Work instructions: Are you able to quote each entry exactly as written?

Information provided:
——

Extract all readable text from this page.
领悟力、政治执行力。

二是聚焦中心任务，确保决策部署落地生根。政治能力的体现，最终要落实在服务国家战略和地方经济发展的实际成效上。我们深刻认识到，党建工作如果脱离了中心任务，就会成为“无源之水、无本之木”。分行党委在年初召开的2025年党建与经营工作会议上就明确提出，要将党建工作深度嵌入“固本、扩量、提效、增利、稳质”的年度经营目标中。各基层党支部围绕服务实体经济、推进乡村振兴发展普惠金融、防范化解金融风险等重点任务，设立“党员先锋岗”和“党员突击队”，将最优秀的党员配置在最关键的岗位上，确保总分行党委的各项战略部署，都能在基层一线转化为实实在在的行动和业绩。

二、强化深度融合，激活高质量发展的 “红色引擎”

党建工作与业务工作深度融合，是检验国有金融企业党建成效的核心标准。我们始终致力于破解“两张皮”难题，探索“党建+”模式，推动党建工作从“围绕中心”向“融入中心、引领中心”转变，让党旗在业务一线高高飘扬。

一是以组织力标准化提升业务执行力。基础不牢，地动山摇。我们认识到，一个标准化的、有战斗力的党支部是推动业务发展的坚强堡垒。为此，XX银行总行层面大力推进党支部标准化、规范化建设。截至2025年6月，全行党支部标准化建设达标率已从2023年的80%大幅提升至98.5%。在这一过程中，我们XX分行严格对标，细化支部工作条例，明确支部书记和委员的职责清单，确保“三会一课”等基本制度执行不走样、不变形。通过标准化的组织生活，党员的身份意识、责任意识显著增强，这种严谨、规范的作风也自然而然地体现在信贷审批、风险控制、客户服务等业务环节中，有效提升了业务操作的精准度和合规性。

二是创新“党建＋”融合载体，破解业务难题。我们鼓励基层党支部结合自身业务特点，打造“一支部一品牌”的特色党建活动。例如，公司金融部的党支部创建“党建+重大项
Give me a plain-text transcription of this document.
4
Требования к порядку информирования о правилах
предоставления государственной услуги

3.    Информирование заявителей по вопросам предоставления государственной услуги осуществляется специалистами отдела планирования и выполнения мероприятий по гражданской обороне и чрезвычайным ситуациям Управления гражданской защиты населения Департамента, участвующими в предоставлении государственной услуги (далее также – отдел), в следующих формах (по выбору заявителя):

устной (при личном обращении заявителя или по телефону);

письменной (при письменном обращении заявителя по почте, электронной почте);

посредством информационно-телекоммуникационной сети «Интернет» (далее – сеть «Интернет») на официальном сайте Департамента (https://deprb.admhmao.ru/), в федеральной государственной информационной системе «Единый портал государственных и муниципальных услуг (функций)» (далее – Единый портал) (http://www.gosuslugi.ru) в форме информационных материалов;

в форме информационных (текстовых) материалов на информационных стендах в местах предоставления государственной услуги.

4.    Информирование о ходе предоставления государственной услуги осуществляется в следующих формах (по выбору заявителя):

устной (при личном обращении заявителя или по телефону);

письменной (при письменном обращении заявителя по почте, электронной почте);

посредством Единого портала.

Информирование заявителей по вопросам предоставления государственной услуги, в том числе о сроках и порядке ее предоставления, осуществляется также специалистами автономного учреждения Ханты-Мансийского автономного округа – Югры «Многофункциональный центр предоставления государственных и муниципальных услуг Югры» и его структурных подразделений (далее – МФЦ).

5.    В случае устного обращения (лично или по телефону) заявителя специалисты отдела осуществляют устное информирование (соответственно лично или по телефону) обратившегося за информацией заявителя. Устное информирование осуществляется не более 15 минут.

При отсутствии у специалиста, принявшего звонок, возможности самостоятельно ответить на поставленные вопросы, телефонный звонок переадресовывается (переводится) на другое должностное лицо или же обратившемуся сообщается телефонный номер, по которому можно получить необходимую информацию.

——

Finished exercise:
Extract all readable text from this page.
领悟力、政治执行力。

二是聚焦中心任务，确保决策部署落地生根。政治能力的体现，最终要落实在服务国家战略和地方经济发展的实际成效上。我们深刻认识到，党建工作如果脱离了中心任务，就会成为“无源之水、无本之木”。分行党委在年初召开的2025年党建与经营工作会议上就明确提出，要将党建工作深度嵌入“固本、扩量、提效、增利、稳质”的年度经营目标中。各基层党支部围绕服务实体经济、推进乡村振兴发展普惠金融、防范化解金融风险等重点任务，设立“党员先锋岗”和“党员突击队”，将最优秀的党员配置在最关键的岗位上，确保总分行党委的各项战略部署，都能在基层一线转化为实实在在的行动和业绩。

二、强化深度融合，激活高质量发展的 “红色引擎”

党建工作与业务工作深度融合，是检验国有金融企业党建成效的核心标准。我们始终致力于破解“两张皮”难题，探索“党建+”模式，推动党建工作从“围绕中心”向“融入中心、引领中心”转变，让党旗在业务一线高高飘扬。

一是以组织力标准化提升业务执行力。基础不牢，地动山摇。我们认识到，一个标准化的、有战斗力的党支部是推动业务发展的坚强堡垒。为此，XX银行总行层面大力推进党支部标准化、规范化建设。截至2025年6月，全行党支部标准化建设达标率已从2023年的80%大幅提升至98.5%。在这一过程中，我们XX分行严格对标，细化支部工作条例，明确支部书记和委员的职责清单，确保“三会一课”等基本制度执行不走样、不变形。通过标准化的组织生活，党员的身份意识、责任意识显著增强，这种严谨、规范的作风也自然而然地体现在信贷审批、风险控制、客户服务等业务环节中，有效提升了业务操作的精准度和合规性。

二是创新“党建＋”融合载体，破解业务难题。我们鼓励基层党支部结合自身业务特点，打造“一支部一品牌”的特色党建活动。例如，公司金融部的党支部创建“党建+重大项
Give me a plain-text transcription of this document.
4
Требования к порядку информирования о правилах
предоставления государственной услуги

3.    Информирование заявителей по вопросам предоставления государственной услуги осуществляется специалистами отдела планирования и выполнения мероприятий по гражданской обороне и чрезвычайным ситуациям Управления гражданской защиты населения Департамента, участвующими в предоставлении государственной услуги (далее также – отдел), в следующих формах (по выбору заявителя):

устной (при личном обращении заявителя или по телефону);

письменной (при письменном обращении заявителя по почте, электронной почте);

посредством информационно-телекоммуникационной сети «Интернет» (далее – сеть «Интернет») на официальном сайте Департамента (https://deprb.admhmao.ru/), в федеральной государственной информационной системе «Единый портал государственных и муниципальных услуг (функций)» (далее – Единый портал) (http://www.gosuslugi.ru) в форме информационных материалов;

в форме информационных (текстовых) материалов на информационных стендах в местах предоставления государственной услуги.

4.    Информирование о ходе предоставления государственной услуги осуществляется в следующих формах (по выбору заявителя):

устной (при личном обращении заявителя или по телефону);

письменной (при письменном обращении заявителя по почте, электронной почте);

посредством Единого портала.

Информирование заявителей по вопросам предоставления государственной услуги, в том числе о сроках и порядке ее предоставления, осуществляется также специалистами автономного учреждения Ханты-Мансийского автономного округа – Югры «Многофункциональный центр предоставления государственных и муниципальных услуг Югры» и его структурных подразделений (далее – МФЦ).

5.    В случае устного обращения (лично или по телефону) заявителя специалисты отдела осуществляют устное информирование (соответственно лично или по телефону) обратившегося за информацией заявителя. Устное информирование осуществляется не более 15 минут.

При отсутствии у специалиста, принявшего звонок, возможности самостоятельно ответить на поставленные вопросы, телефонный звонок переадресовывается (переводится) на другое должностное лицо или же обратившемуся сообщается телефонный номер, по которому можно получить необходимую информацию.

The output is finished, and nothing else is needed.